Task to carry out
Below are records; reproduce exactly the lines from the one containing "Transcribe this image's" through the end, both included, and only those.

##### Available data

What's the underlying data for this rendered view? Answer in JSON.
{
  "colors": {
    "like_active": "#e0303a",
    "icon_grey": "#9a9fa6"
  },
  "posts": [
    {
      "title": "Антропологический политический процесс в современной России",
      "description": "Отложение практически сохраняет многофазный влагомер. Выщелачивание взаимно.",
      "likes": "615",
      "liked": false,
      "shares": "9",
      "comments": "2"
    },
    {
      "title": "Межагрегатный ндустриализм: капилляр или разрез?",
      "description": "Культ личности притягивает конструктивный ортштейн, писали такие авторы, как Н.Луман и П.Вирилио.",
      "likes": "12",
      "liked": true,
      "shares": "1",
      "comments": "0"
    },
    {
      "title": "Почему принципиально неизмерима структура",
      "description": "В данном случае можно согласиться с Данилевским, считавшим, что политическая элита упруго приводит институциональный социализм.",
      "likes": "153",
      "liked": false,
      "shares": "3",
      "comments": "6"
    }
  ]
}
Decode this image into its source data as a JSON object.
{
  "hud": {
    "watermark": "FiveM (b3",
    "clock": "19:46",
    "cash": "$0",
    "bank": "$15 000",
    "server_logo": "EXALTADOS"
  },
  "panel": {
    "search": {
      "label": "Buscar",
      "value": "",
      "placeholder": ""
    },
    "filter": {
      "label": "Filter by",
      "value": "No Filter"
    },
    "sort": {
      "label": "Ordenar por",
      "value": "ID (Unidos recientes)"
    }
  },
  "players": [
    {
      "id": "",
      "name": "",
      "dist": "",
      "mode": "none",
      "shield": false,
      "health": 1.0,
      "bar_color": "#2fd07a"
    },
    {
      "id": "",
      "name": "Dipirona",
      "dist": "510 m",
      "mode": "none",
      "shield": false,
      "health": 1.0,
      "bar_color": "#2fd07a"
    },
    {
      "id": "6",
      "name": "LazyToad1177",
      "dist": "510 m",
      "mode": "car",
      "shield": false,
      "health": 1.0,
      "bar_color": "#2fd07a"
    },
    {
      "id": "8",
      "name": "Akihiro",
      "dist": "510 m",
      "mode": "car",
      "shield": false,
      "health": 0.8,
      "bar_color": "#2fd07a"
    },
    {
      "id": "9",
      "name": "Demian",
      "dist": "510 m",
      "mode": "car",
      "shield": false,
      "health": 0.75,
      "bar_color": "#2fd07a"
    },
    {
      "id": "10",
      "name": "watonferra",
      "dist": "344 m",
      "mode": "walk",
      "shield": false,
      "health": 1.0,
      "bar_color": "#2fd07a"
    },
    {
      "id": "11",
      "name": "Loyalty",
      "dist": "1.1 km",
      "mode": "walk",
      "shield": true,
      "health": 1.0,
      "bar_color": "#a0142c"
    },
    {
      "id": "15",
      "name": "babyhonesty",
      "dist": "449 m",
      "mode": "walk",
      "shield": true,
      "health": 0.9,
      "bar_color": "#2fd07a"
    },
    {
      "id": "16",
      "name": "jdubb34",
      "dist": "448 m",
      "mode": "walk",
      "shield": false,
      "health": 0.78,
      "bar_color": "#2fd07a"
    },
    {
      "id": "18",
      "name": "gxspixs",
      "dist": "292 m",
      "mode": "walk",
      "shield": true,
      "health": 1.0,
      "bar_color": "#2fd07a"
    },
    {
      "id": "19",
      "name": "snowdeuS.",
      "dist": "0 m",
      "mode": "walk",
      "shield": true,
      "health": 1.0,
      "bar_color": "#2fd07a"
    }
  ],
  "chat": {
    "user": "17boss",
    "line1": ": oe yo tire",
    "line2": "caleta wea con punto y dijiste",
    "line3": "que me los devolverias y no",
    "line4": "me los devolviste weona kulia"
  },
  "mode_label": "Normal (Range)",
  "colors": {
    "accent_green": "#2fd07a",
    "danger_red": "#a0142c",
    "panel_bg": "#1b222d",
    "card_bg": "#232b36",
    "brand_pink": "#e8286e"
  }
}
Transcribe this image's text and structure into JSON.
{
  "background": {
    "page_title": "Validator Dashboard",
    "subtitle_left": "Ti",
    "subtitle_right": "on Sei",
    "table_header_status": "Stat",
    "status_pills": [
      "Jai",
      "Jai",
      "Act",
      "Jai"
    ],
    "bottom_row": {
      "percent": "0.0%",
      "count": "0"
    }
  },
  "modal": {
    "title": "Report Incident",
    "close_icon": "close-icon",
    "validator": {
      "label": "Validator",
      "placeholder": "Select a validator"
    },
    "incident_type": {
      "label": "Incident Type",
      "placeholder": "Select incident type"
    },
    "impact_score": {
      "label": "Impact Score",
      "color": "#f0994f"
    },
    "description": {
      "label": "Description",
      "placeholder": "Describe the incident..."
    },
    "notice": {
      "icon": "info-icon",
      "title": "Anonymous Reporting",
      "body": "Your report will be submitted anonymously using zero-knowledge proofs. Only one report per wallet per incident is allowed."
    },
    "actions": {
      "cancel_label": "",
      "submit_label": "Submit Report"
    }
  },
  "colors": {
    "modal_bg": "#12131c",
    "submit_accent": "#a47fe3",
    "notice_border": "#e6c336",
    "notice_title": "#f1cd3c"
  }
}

##########

Full output
Transcribe this image's text and structure into JSON.
{
  "background": {
    "page_title": "Validator Dashboard",
    "subtitle_left": "Ti",
    "subtitle_right": "on Sei",
    "table_header_status": "Stat",
    "status_pills": [
      "Jai",
      "Jai",
      "Act",
      "Jai"
    ],
    "bottom_row": {
      "percent": "0.0%",
      "count": "0"
    }
  },
  "modal": {
    "title": "Report Incident",
    "close_icon": "close-icon",
    "validator": {
      "label": "Validator",
      "placeholder": "Select a validator"
    },
    "incident_type": {
      "label": "Incident Type",
      "placeholder": "Select incident type"
    },
    "impact_score": {
      "label": "Impact Score",
      "color": "#f0994f"
    },
    "description": {
      "label": "Description",
      "placeholder": "Describe the incident..."
    },
    "notice": {
      "icon": "info-icon",
      "title": "Anonymous Reporting",
      "body": "Your report will be submitted anonymously using zero-knowledge proofs. Only one report per wallet per incident is allowed."
    },
    "actions": {
      "cancel_label": "",
      "submit_label": "Submit Report"
    }
  },
  "colors": {
    "modal_bg": "#12131c",
    "submit_accent": "#a47fe3",
    "notice_border": "#e6c336",
    "notice_title": "#f1cd3c"
  }
}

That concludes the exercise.